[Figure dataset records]
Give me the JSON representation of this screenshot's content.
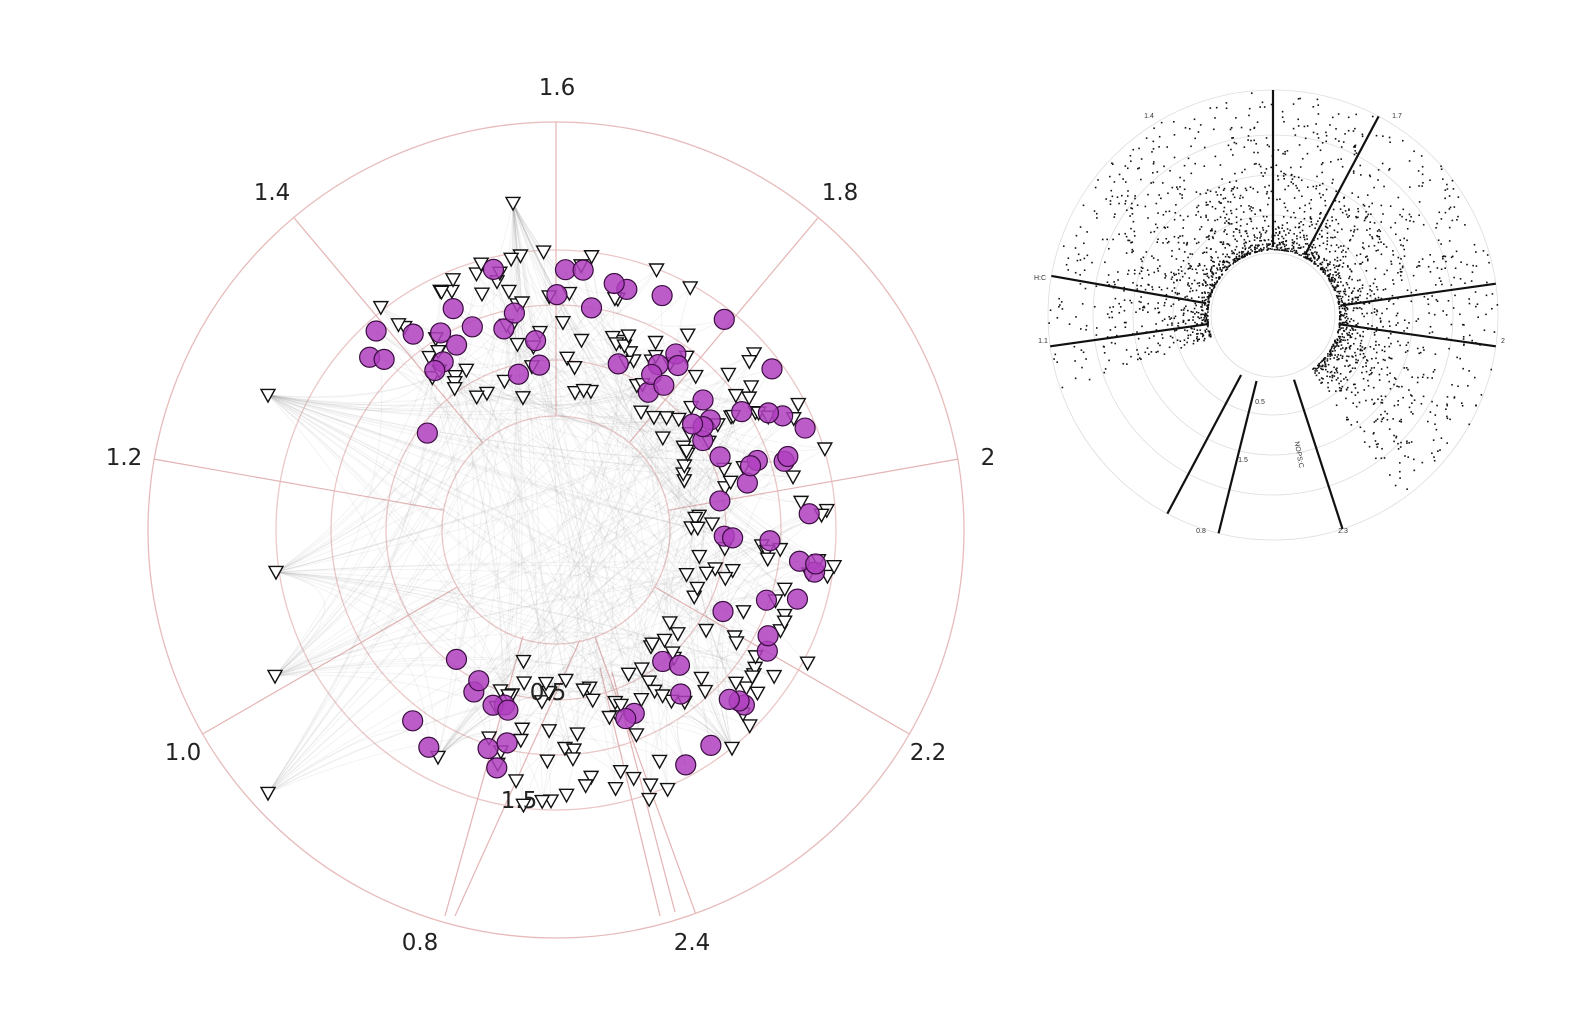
{
  "chart_data": [
    {
      "type": "scatter",
      "title": "",
      "coordinate_system": "polar (segmented circular axes)",
      "outer_axis_ticks": [
        "1.6",
        "1.8",
        "2",
        "2.2",
        "2.4",
        "0.8",
        "1.0",
        "1.2",
        "1.4"
      ],
      "inner_axis_ticks": [
        "0.5",
        "1.5"
      ],
      "grid": true,
      "colors": {
        "circles": "#b040c0",
        "triangles_stroke": "#111111",
        "grid": "#e4b4b4",
        "edges": "#999999"
      },
      "series": [
        {
          "marker": "circle",
          "fill": "#b040c0"
        },
        {
          "marker": "triangle-down",
          "fill": "#ffffff"
        }
      ],
      "edges_drawn": true
    },
    {
      "type": "scatter",
      "title": "",
      "coordinate_system": "polar (segmented circular axes)",
      "tick_labels": [
        "1.4",
        "1.7",
        "2",
        "2.3",
        "0.8",
        "1.1",
        "1.5",
        "0.5"
      ],
      "axis_labels": [
        "H:C",
        "NOPS:C"
      ],
      "marker_color": "#111111",
      "grid": true
    }
  ]
}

**GOAL:** Keep every word of the data as it is when you write it out, but drop the pictures.

**FINAL RESULT:**
Give me the JSON representation of this screenshot's content.
{
  "chart_data": [
    {
      "type": "scatter",
      "title": "",
      "coordinate_system": "polar (segmented circular axes)",
      "outer_axis_ticks": [
        "1.6",
        "1.8",
        "2",
        "2.2",
        "2.4",
        "0.8",
        "1.0",
        "1.2",
        "1.4"
      ],
      "inner_axis_ticks": [
        "0.5",
        "1.5"
      ],
      "grid": true,
      "colors": {
        "circles": "#b040c0",
        "triangles_stroke": "#111111",
        "grid": "#e4b4b4",
        "edges": "#999999"
      },
      "series": [
        {
          "marker": "circle",
          "fill": "#b040c0"
        },
        {
          "marker": "triangle-down",
          "fill": "#ffffff"
        }
      ],
      "edges_drawn": true
    },
    {
      "type": "scatter",
      "title": "",
      "coordinate_system": "polar (segmented circular axes)",
      "tick_labels": [
        "1.4",
        "1.7",
        "2",
        "2.3",
        "0.8",
        "1.1",
        "1.5",
        "0.5"
      ],
      "axis_labels": [
        "H:C",
        "NOPS:C"
      ],
      "marker_color": "#111111",
      "grid": true
    }
  ]
}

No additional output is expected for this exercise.